Rows from a figure dataset
____
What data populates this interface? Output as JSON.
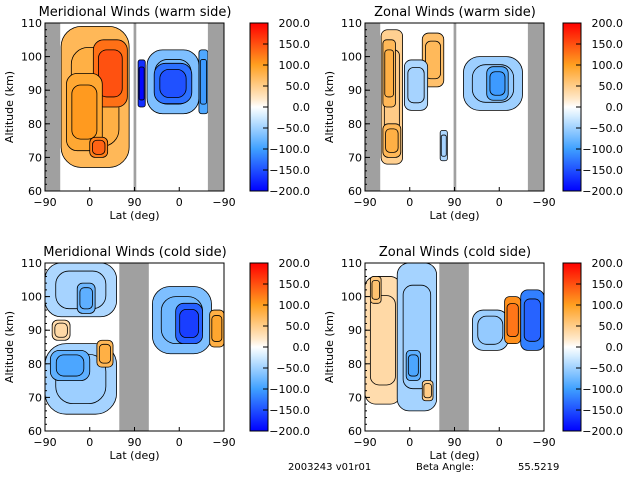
{
  "footer": {
    "date_version": "2003243 v01r01",
    "beta_label": "Beta Angle:",
    "beta_value": "55.5219"
  },
  "chart_data": [
    {
      "type": "heatmap",
      "id": "mer-warm",
      "title": "Meridional Winds (warm side)",
      "xlabel": "Lat (deg)",
      "ylabel": "Altitude (km)",
      "xticks": [
        "-90",
        "0",
        "90",
        "0",
        "-90"
      ],
      "yticks": [
        60,
        70,
        80,
        90,
        100,
        110
      ],
      "ylim": [
        60,
        110
      ],
      "x_positions": [
        0,
        0.25,
        0.5,
        0.75,
        1.0
      ],
      "gray_bands": [
        [
          0,
          0.085
        ],
        [
          0.495,
          0.51
        ],
        [
          0.91,
          1.0
        ]
      ],
      "colorbar": {
        "range": [
          -200,
          200
        ],
        "ticks": [
          "200.0",
          "150.0",
          "100.0",
          "50.0",
          "0.0",
          "-50.0",
          "-100.0",
          "-150.0",
          "-200.0"
        ]
      },
      "blobs": [
        {
          "x": 0.09,
          "w": 0.38,
          "y0": 67,
          "y1": 109,
          "v": 70
        },
        {
          "x": 0.27,
          "w": 0.19,
          "y0": 85,
          "y1": 105,
          "v": 130
        },
        {
          "x": 0.12,
          "w": 0.2,
          "y0": 72,
          "y1": 95,
          "v": 90
        },
        {
          "x": 0.25,
          "w": 0.1,
          "y0": 70,
          "y1": 76,
          "v": 120
        },
        {
          "x": 0.57,
          "w": 0.29,
          "y0": 83,
          "y1": 102,
          "v": -60
        },
        {
          "x": 0.61,
          "w": 0.21,
          "y0": 86,
          "y1": 98,
          "v": -130
        },
        {
          "x": 0.52,
          "w": 0.04,
          "y0": 85,
          "y1": 99,
          "v": -170
        },
        {
          "x": 0.86,
          "w": 0.05,
          "y0": 83,
          "y1": 102,
          "v": -90
        }
      ]
    },
    {
      "type": "heatmap",
      "id": "zon-warm",
      "title": "Zonal Winds (warm side)",
      "xlabel": "Lat (deg)",
      "ylabel": "Altitude (km)",
      "xticks": [
        "-90",
        "0",
        "90",
        "0",
        "-90"
      ],
      "yticks": [
        60,
        70,
        80,
        90,
        100,
        110
      ],
      "ylim": [
        60,
        110
      ],
      "x_positions": [
        0,
        0.25,
        0.5,
        0.75,
        1.0
      ],
      "gray_bands": [
        [
          0,
          0.085
        ],
        [
          0.495,
          0.51
        ],
        [
          0.91,
          1.0
        ]
      ],
      "colorbar": {
        "range": [
          -200,
          200
        ],
        "ticks": [
          "200.0",
          "150.0",
          "100.0",
          "50.0",
          "0.0",
          "-50.0",
          "-100.0",
          "-150.0",
          "-200.0"
        ]
      },
      "blobs": [
        {
          "x": 0.09,
          "w": 0.12,
          "y0": 68,
          "y1": 108,
          "v": 40
        },
        {
          "x": 0.1,
          "w": 0.07,
          "y0": 85,
          "y1": 105,
          "v": 70
        },
        {
          "x": 0.1,
          "w": 0.1,
          "y0": 70,
          "y1": 80,
          "v": 70
        },
        {
          "x": 0.32,
          "w": 0.12,
          "y0": 91,
          "y1": 107,
          "v": 60
        },
        {
          "x": 0.22,
          "w": 0.13,
          "y0": 84,
          "y1": 99,
          "v": -30
        },
        {
          "x": 0.55,
          "w": 0.33,
          "y0": 84,
          "y1": 100,
          "v": -40
        },
        {
          "x": 0.68,
          "w": 0.12,
          "y0": 87,
          "y1": 97,
          "v": -90
        },
        {
          "x": 0.42,
          "w": 0.04,
          "y0": 69,
          "y1": 78,
          "v": -30
        }
      ]
    },
    {
      "type": "heatmap",
      "id": "mer-cold",
      "title": "Meridional Winds (cold side)",
      "xlabel": "Lat (deg)",
      "ylabel": "Altitude (km)",
      "xticks": [
        "-90",
        "0",
        "90",
        "0",
        "-90"
      ],
      "yticks": [
        60,
        70,
        80,
        90,
        100,
        110
      ],
      "ylim": [
        60,
        110
      ],
      "x_positions": [
        0,
        0.25,
        0.5,
        0.75,
        1.0
      ],
      "gray_bands": [
        [
          0.415,
          0.58
        ]
      ],
      "colorbar": {
        "range": [
          -200,
          200
        ],
        "ticks": [
          "200.0",
          "150.0",
          "100.0",
          "50.0",
          "0.0",
          "-50.0",
          "-100.0",
          "-150.0",
          "-200.0"
        ]
      },
      "blobs": [
        {
          "x": 0.0,
          "w": 0.4,
          "y0": 94,
          "y1": 110,
          "v": -30
        },
        {
          "x": 0.18,
          "w": 0.1,
          "y0": 95,
          "y1": 104,
          "v": -70
        },
        {
          "x": 0.0,
          "w": 0.4,
          "y0": 65,
          "y1": 86,
          "v": -35
        },
        {
          "x": 0.03,
          "w": 0.22,
          "y0": 75,
          "y1": 84,
          "v": -80
        },
        {
          "x": 0.29,
          "w": 0.09,
          "y0": 79,
          "y1": 87,
          "v": 70
        },
        {
          "x": 0.04,
          "w": 0.1,
          "y0": 87,
          "y1": 93,
          "v": 25
        },
        {
          "x": 0.6,
          "w": 0.33,
          "y0": 83,
          "y1": 103,
          "v": -60
        },
        {
          "x": 0.73,
          "w": 0.15,
          "y0": 86,
          "y1": 98,
          "v": -140
        },
        {
          "x": 0.92,
          "w": 0.08,
          "y0": 85,
          "y1": 96,
          "v": 80
        }
      ]
    },
    {
      "type": "heatmap",
      "id": "zon-cold",
      "title": "Zonal Winds (cold side)",
      "xlabel": "Lat (deg)",
      "ylabel": "Altitude (km)",
      "xticks": [
        "-90",
        "0",
        "90",
        "0",
        "-90"
      ],
      "yticks": [
        60,
        70,
        80,
        90,
        100,
        110
      ],
      "ylim": [
        60,
        110
      ],
      "x_positions": [
        0,
        0.25,
        0.5,
        0.75,
        1.0
      ],
      "gray_bands": [
        [
          0.415,
          0.58
        ]
      ],
      "colorbar": {
        "range": [
          -200,
          200
        ],
        "ticks": [
          "200.0",
          "150.0",
          "100.0",
          "50.0",
          "0.0",
          "-50.0",
          "-100.0",
          "-150.0",
          "-200.0"
        ]
      },
      "blobs": [
        {
          "x": 0.0,
          "w": 0.2,
          "y0": 68,
          "y1": 106,
          "v": 25
        },
        {
          "x": 0.03,
          "w": 0.06,
          "y0": 98,
          "y1": 106,
          "v": 50
        },
        {
          "x": 0.18,
          "w": 0.22,
          "y0": 66,
          "y1": 110,
          "v": -35
        },
        {
          "x": 0.23,
          "w": 0.08,
          "y0": 75,
          "y1": 84,
          "v": -80
        },
        {
          "x": 0.32,
          "w": 0.06,
          "y0": 69,
          "y1": 75,
          "v": 40
        },
        {
          "x": 0.6,
          "w": 0.2,
          "y0": 84,
          "y1": 96,
          "v": -40
        },
        {
          "x": 0.78,
          "w": 0.09,
          "y0": 86,
          "y1": 100,
          "v": 110
        },
        {
          "x": 0.87,
          "w": 0.13,
          "y0": 84,
          "y1": 102,
          "v": -120
        }
      ]
    }
  ]
}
____
_Task statement:_
Retype each entry precisely. Skip images entirely.

_Solution to this exercise:_
What data populates this interface? Output as JSON.
{
  "footer": {
    "date_version": "2003243 v01r01",
    "beta_label": "Beta Angle:",
    "beta_value": "55.5219"
  },
  "chart_data": [
    {
      "type": "heatmap",
      "id": "mer-warm",
      "title": "Meridional Winds (warm side)",
      "xlabel": "Lat (deg)",
      "ylabel": "Altitude (km)",
      "xticks": [
        "-90",
        "0",
        "90",
        "0",
        "-90"
      ],
      "yticks": [
        60,
        70,
        80,
        90,
        100,
        110
      ],
      "ylim": [
        60,
        110
      ],
      "x_positions": [
        0,
        0.25,
        0.5,
        0.75,
        1.0
      ],
      "gray_bands": [
        [
          0,
          0.085
        ],
        [
          0.495,
          0.51
        ],
        [
          0.91,
          1.0
        ]
      ],
      "colorbar": {
        "range": [
          -200,
          200
        ],
        "ticks": [
          "200.0",
          "150.0",
          "100.0",
          "50.0",
          "0.0",
          "-50.0",
          "-100.0",
          "-150.0",
          "-200.0"
        ]
      },
      "blobs": [
        {
          "x": 0.09,
          "w": 0.38,
          "y0": 67,
          "y1": 109,
          "v": 70
        },
        {
          "x": 0.27,
          "w": 0.19,
          "y0": 85,
          "y1": 105,
          "v": 130
        },
        {
          "x": 0.12,
          "w": 0.2,
          "y0": 72,
          "y1": 95,
          "v": 90
        },
        {
          "x": 0.25,
          "w": 0.1,
          "y0": 70,
          "y1": 76,
          "v": 120
        },
        {
          "x": 0.57,
          "w": 0.29,
          "y0": 83,
          "y1": 102,
          "v": -60
        },
        {
          "x": 0.61,
          "w": 0.21,
          "y0": 86,
          "y1": 98,
          "v": -130
        },
        {
          "x": 0.52,
          "w": 0.04,
          "y0": 85,
          "y1": 99,
          "v": -170
        },
        {
          "x": 0.86,
          "w": 0.05,
          "y0": 83,
          "y1": 102,
          "v": -90
        }
      ]
    },
    {
      "type": "heatmap",
      "id": "zon-warm",
      "title": "Zonal Winds (warm side)",
      "xlabel": "Lat (deg)",
      "ylabel": "Altitude (km)",
      "xticks": [
        "-90",
        "0",
        "90",
        "0",
        "-90"
      ],
      "yticks": [
        60,
        70,
        80,
        90,
        100,
        110
      ],
      "ylim": [
        60,
        110
      ],
      "x_positions": [
        0,
        0.25,
        0.5,
        0.75,
        1.0
      ],
      "gray_bands": [
        [
          0,
          0.085
        ],
        [
          0.495,
          0.51
        ],
        [
          0.91,
          1.0
        ]
      ],
      "colorbar": {
        "range": [
          -200,
          200
        ],
        "ticks": [
          "200.0",
          "150.0",
          "100.0",
          "50.0",
          "0.0",
          "-50.0",
          "-100.0",
          "-150.0",
          "-200.0"
        ]
      },
      "blobs": [
        {
          "x": 0.09,
          "w": 0.12,
          "y0": 68,
          "y1": 108,
          "v": 40
        },
        {
          "x": 0.1,
          "w": 0.07,
          "y0": 85,
          "y1": 105,
          "v": 70
        },
        {
          "x": 0.1,
          "w": 0.1,
          "y0": 70,
          "y1": 80,
          "v": 70
        },
        {
          "x": 0.32,
          "w": 0.12,
          "y0": 91,
          "y1": 107,
          "v": 60
        },
        {
          "x": 0.22,
          "w": 0.13,
          "y0": 84,
          "y1": 99,
          "v": -30
        },
        {
          "x": 0.55,
          "w": 0.33,
          "y0": 84,
          "y1": 100,
          "v": -40
        },
        {
          "x": 0.68,
          "w": 0.12,
          "y0": 87,
          "y1": 97,
          "v": -90
        },
        {
          "x": 0.42,
          "w": 0.04,
          "y0": 69,
          "y1": 78,
          "v": -30
        }
      ]
    },
    {
      "type": "heatmap",
      "id": "mer-cold",
      "title": "Meridional Winds (cold side)",
      "xlabel": "Lat (deg)",
      "ylabel": "Altitude (km)",
      "xticks": [
        "-90",
        "0",
        "90",
        "0",
        "-90"
      ],
      "yticks": [
        60,
        70,
        80,
        90,
        100,
        110
      ],
      "ylim": [
        60,
        110
      ],
      "x_positions": [
        0,
        0.25,
        0.5,
        0.75,
        1.0
      ],
      "gray_bands": [
        [
          0.415,
          0.58
        ]
      ],
      "colorbar": {
        "range": [
          -200,
          200
        ],
        "ticks": [
          "200.0",
          "150.0",
          "100.0",
          "50.0",
          "0.0",
          "-50.0",
          "-100.0",
          "-150.0",
          "-200.0"
        ]
      },
      "blobs": [
        {
          "x": 0.0,
          "w": 0.4,
          "y0": 94,
          "y1": 110,
          "v": -30
        },
        {
          "x": 0.18,
          "w": 0.1,
          "y0": 95,
          "y1": 104,
          "v": -70
        },
        {
          "x": 0.0,
          "w": 0.4,
          "y0": 65,
          "y1": 86,
          "v": -35
        },
        {
          "x": 0.03,
          "w": 0.22,
          "y0": 75,
          "y1": 84,
          "v": -80
        },
        {
          "x": 0.29,
          "w": 0.09,
          "y0": 79,
          "y1": 87,
          "v": 70
        },
        {
          "x": 0.04,
          "w": 0.1,
          "y0": 87,
          "y1": 93,
          "v": 25
        },
        {
          "x": 0.6,
          "w": 0.33,
          "y0": 83,
          "y1": 103,
          "v": -60
        },
        {
          "x": 0.73,
          "w": 0.15,
          "y0": 86,
          "y1": 98,
          "v": -140
        },
        {
          "x": 0.92,
          "w": 0.08,
          "y0": 85,
          "y1": 96,
          "v": 80
        }
      ]
    },
    {
      "type": "heatmap",
      "id": "zon-cold",
      "title": "Zonal Winds (cold side)",
      "xlabel": "Lat (deg)",
      "ylabel": "Altitude (km)",
      "xticks": [
        "-90",
        "0",
        "90",
        "0",
        "-90"
      ],
      "yticks": [
        60,
        70,
        80,
        90,
        100,
        110
      ],
      "ylim": [
        60,
        110
      ],
      "x_positions": [
        0,
        0.25,
        0.5,
        0.75,
        1.0
      ],
      "gray_bands": [
        [
          0.415,
          0.58
        ]
      ],
      "colorbar": {
        "range": [
          -200,
          200
        ],
        "ticks": [
          "200.0",
          "150.0",
          "100.0",
          "50.0",
          "0.0",
          "-50.0",
          "-100.0",
          "-150.0",
          "-200.0"
        ]
      },
      "blobs": [
        {
          "x": 0.0,
          "w": 0.2,
          "y0": 68,
          "y1": 106,
          "v": 25
        },
        {
          "x": 0.03,
          "w": 0.06,
          "y0": 98,
          "y1": 106,
          "v": 50
        },
        {
          "x": 0.18,
          "w": 0.22,
          "y0": 66,
          "y1": 110,
          "v": -35
        },
        {
          "x": 0.23,
          "w": 0.08,
          "y0": 75,
          "y1": 84,
          "v": -80
        },
        {
          "x": 0.32,
          "w": 0.06,
          "y0": 69,
          "y1": 75,
          "v": 40
        },
        {
          "x": 0.6,
          "w": 0.2,
          "y0": 84,
          "y1": 96,
          "v": -40
        },
        {
          "x": 0.78,
          "w": 0.09,
          "y0": 86,
          "y1": 100,
          "v": 110
        },
        {
          "x": 0.87,
          "w": 0.13,
          "y0": 84,
          "y1": 102,
          "v": -120
        }
      ]
    }
  ]
}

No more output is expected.